INFORMATION GIVEN =
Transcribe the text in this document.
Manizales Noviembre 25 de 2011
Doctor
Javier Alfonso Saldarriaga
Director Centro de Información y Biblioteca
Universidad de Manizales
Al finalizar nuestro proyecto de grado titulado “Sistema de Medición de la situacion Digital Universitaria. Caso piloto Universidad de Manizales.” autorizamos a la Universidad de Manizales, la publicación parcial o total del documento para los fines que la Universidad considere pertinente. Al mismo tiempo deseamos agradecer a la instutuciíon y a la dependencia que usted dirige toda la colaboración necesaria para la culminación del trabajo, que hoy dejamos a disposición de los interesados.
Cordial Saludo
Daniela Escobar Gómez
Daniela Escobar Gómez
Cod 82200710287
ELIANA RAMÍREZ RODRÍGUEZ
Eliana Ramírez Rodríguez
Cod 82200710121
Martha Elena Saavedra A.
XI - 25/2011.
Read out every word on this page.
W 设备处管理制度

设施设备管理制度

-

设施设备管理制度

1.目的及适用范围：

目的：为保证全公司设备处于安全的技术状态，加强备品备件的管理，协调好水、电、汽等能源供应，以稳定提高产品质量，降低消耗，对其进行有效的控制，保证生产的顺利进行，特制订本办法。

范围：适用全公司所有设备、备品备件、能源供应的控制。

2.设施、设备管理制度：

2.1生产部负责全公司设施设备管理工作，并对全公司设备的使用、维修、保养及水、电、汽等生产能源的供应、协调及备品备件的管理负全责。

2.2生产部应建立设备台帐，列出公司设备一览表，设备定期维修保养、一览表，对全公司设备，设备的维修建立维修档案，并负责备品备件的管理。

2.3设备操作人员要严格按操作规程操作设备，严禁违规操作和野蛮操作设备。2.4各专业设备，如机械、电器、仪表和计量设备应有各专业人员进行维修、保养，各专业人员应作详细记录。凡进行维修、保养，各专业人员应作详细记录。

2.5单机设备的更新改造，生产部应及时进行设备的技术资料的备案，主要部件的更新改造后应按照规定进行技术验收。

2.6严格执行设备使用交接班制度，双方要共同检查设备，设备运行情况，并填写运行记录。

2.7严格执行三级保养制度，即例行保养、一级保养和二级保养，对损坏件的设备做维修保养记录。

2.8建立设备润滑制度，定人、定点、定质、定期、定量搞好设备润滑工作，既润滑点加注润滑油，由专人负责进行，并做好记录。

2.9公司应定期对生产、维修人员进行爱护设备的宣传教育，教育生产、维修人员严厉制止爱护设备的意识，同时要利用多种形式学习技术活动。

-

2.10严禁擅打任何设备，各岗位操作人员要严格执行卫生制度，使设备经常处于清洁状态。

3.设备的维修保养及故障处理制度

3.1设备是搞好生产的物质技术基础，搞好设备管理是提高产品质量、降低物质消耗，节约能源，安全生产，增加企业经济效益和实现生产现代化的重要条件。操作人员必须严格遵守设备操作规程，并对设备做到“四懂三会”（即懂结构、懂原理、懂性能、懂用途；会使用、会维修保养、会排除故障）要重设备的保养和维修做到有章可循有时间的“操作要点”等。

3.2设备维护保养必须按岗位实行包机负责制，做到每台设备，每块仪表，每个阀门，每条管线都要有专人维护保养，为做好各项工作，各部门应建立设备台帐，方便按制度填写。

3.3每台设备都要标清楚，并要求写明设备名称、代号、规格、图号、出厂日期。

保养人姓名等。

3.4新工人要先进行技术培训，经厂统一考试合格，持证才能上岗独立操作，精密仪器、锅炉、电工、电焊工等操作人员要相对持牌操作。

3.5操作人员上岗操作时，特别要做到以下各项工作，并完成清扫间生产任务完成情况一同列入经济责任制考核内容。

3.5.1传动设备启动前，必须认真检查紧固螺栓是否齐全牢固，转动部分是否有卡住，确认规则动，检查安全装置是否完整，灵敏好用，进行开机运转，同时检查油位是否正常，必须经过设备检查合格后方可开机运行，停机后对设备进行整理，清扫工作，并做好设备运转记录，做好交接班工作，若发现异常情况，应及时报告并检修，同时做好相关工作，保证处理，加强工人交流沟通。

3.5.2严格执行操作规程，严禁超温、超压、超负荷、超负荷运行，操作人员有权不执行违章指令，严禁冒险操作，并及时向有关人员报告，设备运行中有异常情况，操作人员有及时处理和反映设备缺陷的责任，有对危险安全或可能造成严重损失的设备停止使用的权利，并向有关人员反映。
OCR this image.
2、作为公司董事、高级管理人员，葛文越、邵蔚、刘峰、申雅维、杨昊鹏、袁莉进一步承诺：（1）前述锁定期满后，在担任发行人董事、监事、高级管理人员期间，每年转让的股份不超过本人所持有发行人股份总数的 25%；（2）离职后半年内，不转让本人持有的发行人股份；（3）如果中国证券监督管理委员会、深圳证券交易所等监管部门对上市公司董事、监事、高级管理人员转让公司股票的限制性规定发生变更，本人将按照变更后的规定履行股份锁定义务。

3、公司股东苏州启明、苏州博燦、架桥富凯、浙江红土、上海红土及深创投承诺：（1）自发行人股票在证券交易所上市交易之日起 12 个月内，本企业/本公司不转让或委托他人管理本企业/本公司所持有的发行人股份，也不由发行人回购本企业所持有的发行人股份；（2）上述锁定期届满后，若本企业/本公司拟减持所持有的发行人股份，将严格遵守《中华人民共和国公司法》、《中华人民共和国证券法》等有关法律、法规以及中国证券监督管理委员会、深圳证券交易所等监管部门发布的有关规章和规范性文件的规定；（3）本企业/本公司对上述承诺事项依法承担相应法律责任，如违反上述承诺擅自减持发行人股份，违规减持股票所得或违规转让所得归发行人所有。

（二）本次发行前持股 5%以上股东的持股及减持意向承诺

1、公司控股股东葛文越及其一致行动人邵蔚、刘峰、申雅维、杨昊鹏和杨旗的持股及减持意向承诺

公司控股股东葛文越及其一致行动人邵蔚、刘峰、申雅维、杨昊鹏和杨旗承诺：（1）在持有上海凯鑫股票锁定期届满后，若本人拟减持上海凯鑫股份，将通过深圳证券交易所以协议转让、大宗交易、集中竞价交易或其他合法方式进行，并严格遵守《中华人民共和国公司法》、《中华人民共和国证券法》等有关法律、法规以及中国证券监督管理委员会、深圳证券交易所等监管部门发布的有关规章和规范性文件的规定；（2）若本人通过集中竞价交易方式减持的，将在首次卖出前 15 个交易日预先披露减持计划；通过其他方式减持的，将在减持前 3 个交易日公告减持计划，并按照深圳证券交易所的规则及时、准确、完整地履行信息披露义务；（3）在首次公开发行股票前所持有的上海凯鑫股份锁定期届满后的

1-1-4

EXERCISE DESCRIPTION =
Your task is to reproduce all of the records exactly.

PROBLEM SOLUTION =
Transcribe the text in this document.
Manizales Noviembre 25 de 2011
Doctor
Javier Alfonso Saldarriaga
Director Centro de Información y Biblioteca
Universidad de Manizales
Al finalizar nuestro proyecto de grado titulado “Sistema de Medición de la situacion Digital Universitaria. Caso piloto Universidad de Manizales.” autorizamos a la Universidad de Manizales, la publicación parcial o total del documento para los fines que la Universidad considere pertinente. Al mismo tiempo deseamos agradecer a la instutuciíon y a la dependencia que usted dirige toda la colaboración necesaria para la culminación del trabajo, que hoy dejamos a disposición de los interesados.
Cordial Saludo
Daniela Escobar Gómez
Daniela Escobar Gómez
Cod 82200710287
ELIANA RAMÍREZ RODRÍGUEZ
Eliana Ramírez Rodríguez
Cod 82200710121
Martha Elena Saavedra A.
XI - 25/2011.
Read out every word on this page.
W 设备处管理制度

设施设备管理制度

-

设施设备管理制度

1.目的及适用范围：

目的：为保证全公司设备处于安全的技术状态，加强备品备件的管理，协调好水、电、汽等能源供应，以稳定提高产品质量，降低消耗，对其进行有效的控制，保证生产的顺利进行，特制订本办法。

范围：适用全公司所有设备、备品备件、能源供应的控制。

2.设施、设备管理制度：

2.1生产部负责全公司设施设备管理工作，并对全公司设备的使用、维修、保养及水、电、汽等生产能源的供应、协调及备品备件的管理负全责。

2.2生产部应建立设备台帐，列出公司设备一览表，设备定期维修保养、一览表，对全公司设备，设备的维修建立维修档案，并负责备品备件的管理。

2.3设备操作人员要严格按操作规程操作设备，严禁违规操作和野蛮操作设备。2.4各专业设备，如机械、电器、仪表和计量设备应有各专业人员进行维修、保养，各专业人员应作详细记录。凡进行维修、保养，各专业人员应作详细记录。

2.5单机设备的更新改造，生产部应及时进行设备的技术资料的备案，主要部件的更新改造后应按照规定进行技术验收。

2.6严格执行设备使用交接班制度，双方要共同检查设备，设备运行情况，并填写运行记录。

2.7严格执行三级保养制度，即例行保养、一级保养和二级保养，对损坏件的设备做维修保养记录。

2.8建立设备润滑制度，定人、定点、定质、定期、定量搞好设备润滑工作，既润滑点加注润滑油，由专人负责进行，并做好记录。

2.9公司应定期对生产、维修人员进行爱护设备的宣传教育，教育生产、维修人员严厉制止爱护设备的意识，同时要利用多种形式学习技术活动。

-

2.10严禁擅打任何设备，各岗位操作人员要严格执行卫生制度，使设备经常处于清洁状态。

3.设备的维修保养及故障处理制度

3.1设备是搞好生产的物质技术基础，搞好设备管理是提高产品质量、降低物质消耗，节约能源，安全生产，增加企业经济效益和实现生产现代化的重要条件。操作人员必须严格遵守设备操作规程，并对设备做到“四懂三会”（即懂结构、懂原理、懂性能、懂用途；会使用、会维修保养、会排除故障）要重设备的保养和维修做到有章可循有时间的“操作要点”等。

3.2设备维护保养必须按岗位实行包机负责制，做到每台设备，每块仪表，每个阀门，每条管线都要有专人维护保养，为做好各项工作，各部门应建立设备台帐，方便按制度填写。

3.3每台设备都要标清楚，并要求写明设备名称、代号、规格、图号、出厂日期。

保养人姓名等。

3.4新工人要先进行技术培训，经厂统一考试合格，持证才能上岗独立操作，精密仪器、锅炉、电工、电焊工等操作人员要相对持牌操作。

3.5操作人员上岗操作时，特别要做到以下各项工作，并完成清扫间生产任务完成情况一同列入经济责任制考核内容。

3.5.1传动设备启动前，必须认真检查紧固螺栓是否齐全牢固，转动部分是否有卡住，确认规则动，检查安全装置是否完整，灵敏好用，进行开机运转，同时检查油位是否正常，必须经过设备检查合格后方可开机运行，停机后对设备进行整理，清扫工作，并做好设备运转记录，做好交接班工作，若发现异常情况，应及时报告并检修，同时做好相关工作，保证处理，加强工人交流沟通。

3.5.2严格执行操作规程，严禁超温、超压、超负荷、超负荷运行，操作人员有权不执行违章指令，严禁冒险操作，并及时向有关人员报告，设备运行中有异常情况，操作人员有及时处理和反映设备缺陷的责任，有对危险安全或可能造成严重损失的设备停止使用的权利，并向有关人员反映。
OCR this image.
2、作为公司董事、高级管理人员，葛文越、邵蔚、刘峰、申雅维、杨昊鹏、袁莉进一步承诺：（1）前述锁定期满后，在担任发行人董事、监事、高级管理人员期间，每年转让的股份不超过本人所持有发行人股份总数的 25%；（2）离职后半年内，不转让本人持有的发行人股份；（3）如果中国证券监督管理委员会、深圳证券交易所等监管部门对上市公司董事、监事、高级管理人员转让公司股票的限制性规定发生变更，本人将按照变更后的规定履行股份锁定义务。

3、公司股东苏州启明、苏州博燦、架桥富凯、浙江红土、上海红土及深创投承诺：（1）自发行人股票在证券交易所上市交易之日起 12 个月内，本企业/本公司不转让或委托他人管理本企业/本公司所持有的发行人股份，也不由发行人回购本企业所持有的发行人股份；（2）上述锁定期届满后，若本企业/本公司拟减持所持有的发行人股份，将严格遵守《中华人民共和国公司法》、《中华人民共和国证券法》等有关法律、法规以及中国证券监督管理委员会、深圳证券交易所等监管部门发布的有关规章和规范性文件的规定；（3）本企业/本公司对上述承诺事项依法承担相应法律责任，如违反上述承诺擅自减持发行人股份，违规减持股票所得或违规转让所得归发行人所有。

（二）本次发行前持股 5%以上股东的持股及减持意向承诺

1、公司控股股东葛文越及其一致行动人邵蔚、刘峰、申雅维、杨昊鹏和杨旗的持股及减持意向承诺

公司控股股东葛文越及其一致行动人邵蔚、刘峰、申雅维、杨昊鹏和杨旗承诺：（1）在持有上海凯鑫股票锁定期届满后，若本人拟减持上海凯鑫股份，将通过深圳证券交易所以协议转让、大宗交易、集中竞价交易或其他合法方式进行，并严格遵守《中华人民共和国公司法》、《中华人民共和国证券法》等有关法律、法规以及中国证券监督管理委员会、深圳证券交易所等监管部门发布的有关规章和规范性文件的规定；（2）若本人通过集中竞价交易方式减持的，将在首次卖出前 15 个交易日预先披露减持计划；通过其他方式减持的，将在减持前 3 个交易日公告减持计划，并按照深圳证券交易所的规则及时、准确、完整地履行信息披露义务；（3）在首次公开发行股票前所持有的上海凯鑫股份锁定期届满后的

1-1-4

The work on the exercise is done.